_Written problem_: Write out every entry precisely as given, leaving the pictures out.

** START OF Supplied records **

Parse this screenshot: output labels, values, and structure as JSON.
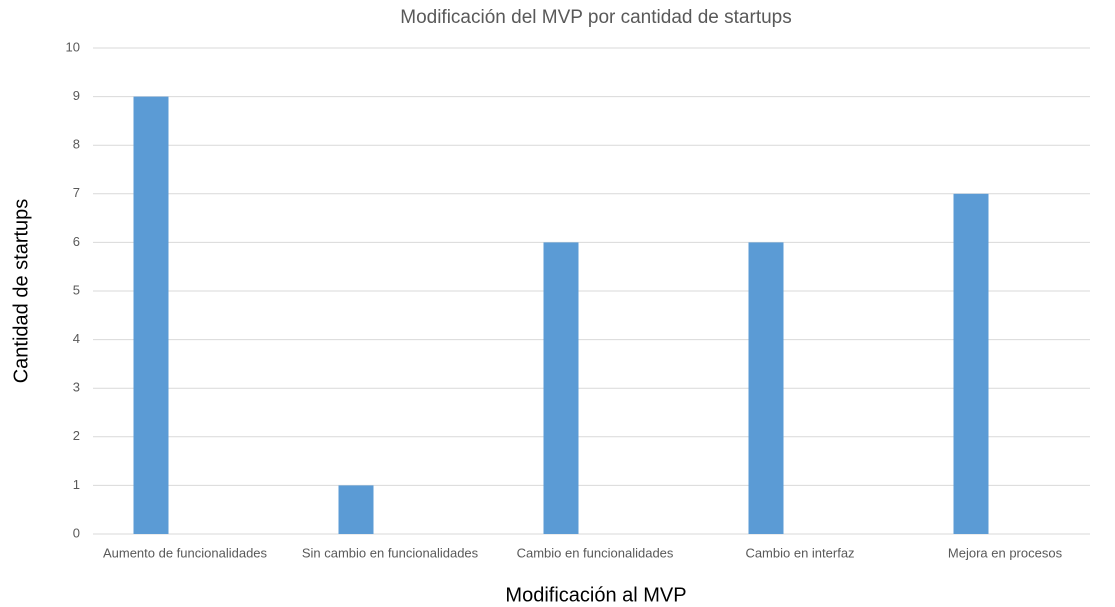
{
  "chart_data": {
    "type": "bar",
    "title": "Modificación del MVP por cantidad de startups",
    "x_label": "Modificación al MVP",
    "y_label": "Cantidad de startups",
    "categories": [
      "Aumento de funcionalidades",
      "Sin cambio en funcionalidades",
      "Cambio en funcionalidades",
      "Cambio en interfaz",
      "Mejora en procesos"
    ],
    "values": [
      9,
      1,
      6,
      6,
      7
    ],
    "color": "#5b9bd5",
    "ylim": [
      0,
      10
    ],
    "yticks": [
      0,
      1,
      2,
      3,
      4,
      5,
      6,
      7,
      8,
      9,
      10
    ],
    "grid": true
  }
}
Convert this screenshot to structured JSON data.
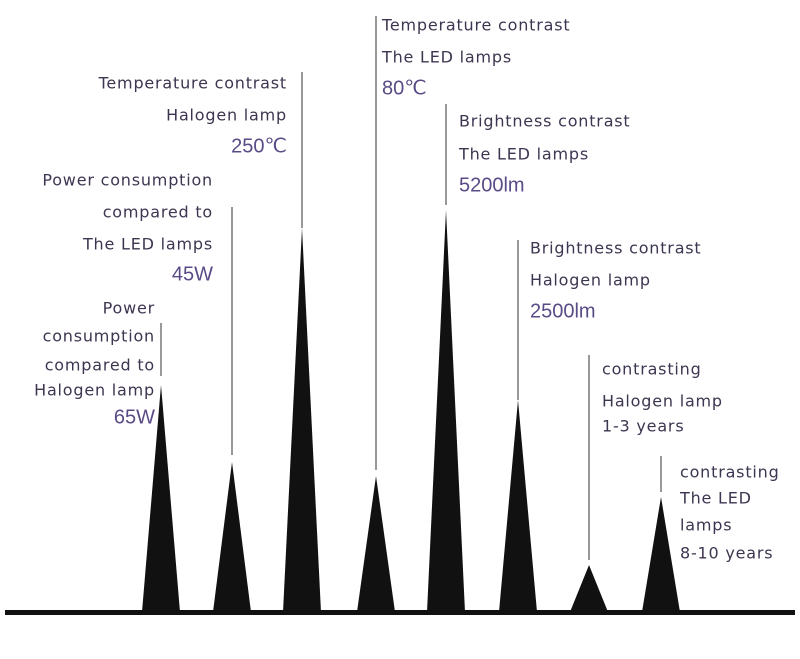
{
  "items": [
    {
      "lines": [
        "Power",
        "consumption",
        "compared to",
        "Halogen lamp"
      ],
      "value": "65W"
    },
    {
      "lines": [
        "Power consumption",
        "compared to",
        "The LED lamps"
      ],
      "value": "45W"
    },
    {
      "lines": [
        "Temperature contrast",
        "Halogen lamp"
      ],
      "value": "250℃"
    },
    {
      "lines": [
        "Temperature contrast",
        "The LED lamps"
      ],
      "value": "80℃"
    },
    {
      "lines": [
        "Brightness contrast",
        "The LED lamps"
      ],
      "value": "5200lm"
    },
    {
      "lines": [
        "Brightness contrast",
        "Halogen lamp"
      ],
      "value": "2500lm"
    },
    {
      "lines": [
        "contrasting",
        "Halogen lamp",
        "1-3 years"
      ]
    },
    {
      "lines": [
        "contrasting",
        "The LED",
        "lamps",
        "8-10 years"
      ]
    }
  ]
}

** END OF Supplied records **

_Result_:
Parse this screenshot: output labels, values, and structure as JSON.
{
  "chart_data": {
    "type": "bar",
    "title": "Modificación del MVP por cantidad de startups",
    "x_label": "Modificación al MVP",
    "y_label": "Cantidad de startups",
    "categories": [
      "Aumento de funcionalidades",
      "Sin cambio en funcionalidades",
      "Cambio en funcionalidades",
      "Cambio en interfaz",
      "Mejora en procesos"
    ],
    "values": [
      9,
      1,
      6,
      6,
      7
    ],
    "color": "#5b9bd5",
    "ylim": [
      0,
      10
    ],
    "yticks": [
      0,
      1,
      2,
      3,
      4,
      5,
      6,
      7,
      8,
      9,
      10
    ],
    "grid": true
  }
}
Convert this screenshot to structured JSON data.
{
  "items": [
    {
      "lines": [
        "Power",
        "consumption",
        "compared to",
        "Halogen lamp"
      ],
      "value": "65W"
    },
    {
      "lines": [
        "Power consumption",
        "compared to",
        "The LED lamps"
      ],
      "value": "45W"
    },
    {
      "lines": [
        "Temperature contrast",
        "Halogen lamp"
      ],
      "value": "250℃"
    },
    {
      "lines": [
        "Temperature contrast",
        "The LED lamps"
      ],
      "value": "80℃"
    },
    {
      "lines": [
        "Brightness contrast",
        "The LED lamps"
      ],
      "value": "5200lm"
    },
    {
      "lines": [
        "Brightness contrast",
        "Halogen lamp"
      ],
      "value": "2500lm"
    },
    {
      "lines": [
        "contrasting",
        "Halogen lamp",
        "1-3 years"
      ]
    },
    {
      "lines": [
        "contrasting",
        "The LED",
        "lamps",
        "8-10 years"
      ]
    }
  ]
}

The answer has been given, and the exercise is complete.